**AIM OF THE TASK**: Gather up the lines with the word "Heiz" in them.

[Stored items from a collection]
________________________________________
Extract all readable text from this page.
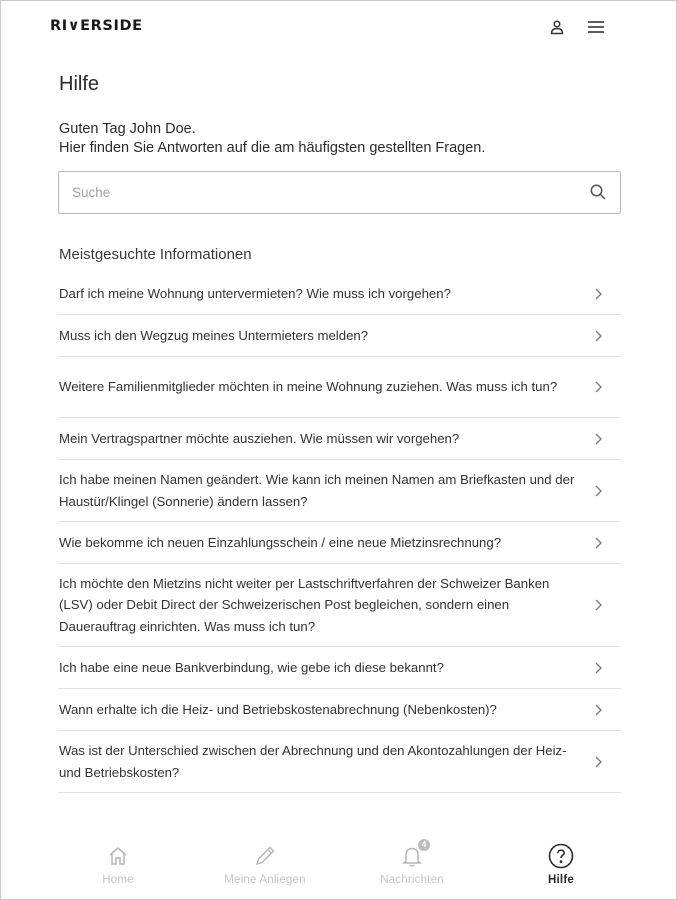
RI∨ERSIDE
Hilfe
Guten Tag John Doe.
Hier finden Sie Antworten auf die am häufigsten gestellten Fragen.
Suche
Meistgesuchte Informationen
Darf ich meine Wohnung untervermieten? Wie muss ich vorgehen?
Muss ich den Wegzug meines Untermieters melden?
Weitere Familienmitglieder möchten in meine Wohnung zuziehen. Was muss ich tun?
Mein Vertragspartner möchte ausziehen. Wie müssen wir vorgehen?
Ich habe meinen Namen geändert. Wie kann ich meinen Namen am Briefkasten und der Haustür/Klingel (Sonnerie) ändern lassen?
Wie bekomme ich neuen Einzahlungsschein / eine neue Mietzinsrechnung?
Ich möchte den Mietzins nicht weiter per Lastschriftverfahren der Schweizer Banken (LSV) oder Debit Direct der Schweizerischen Post begleichen, sondern einen Dauerauftrag einrichten. Was muss ich tun?
Ich habe eine neue Bankverbindung, wie gebe ich diese bekannt?
Wann erhalte ich die Heiz- und Betriebskostenabrechnung (Nebenkosten)?
Was ist der Unterschied zwischen der Abrechnung und den Akontozahlungen der Heiz- und Betriebskosten?
Home	Meine Anliegen
4
Nachrichten	Hilfe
________________________________________
**EXERCISE RESPONSE**:
Wann erhalte ich die Heiz- und Betriebskostenabrechnung (Nebenkosten)?
Was ist der Unterschied zwischen der Abrechnung und den Akontozahlungen der Heiz- und Betriebskosten?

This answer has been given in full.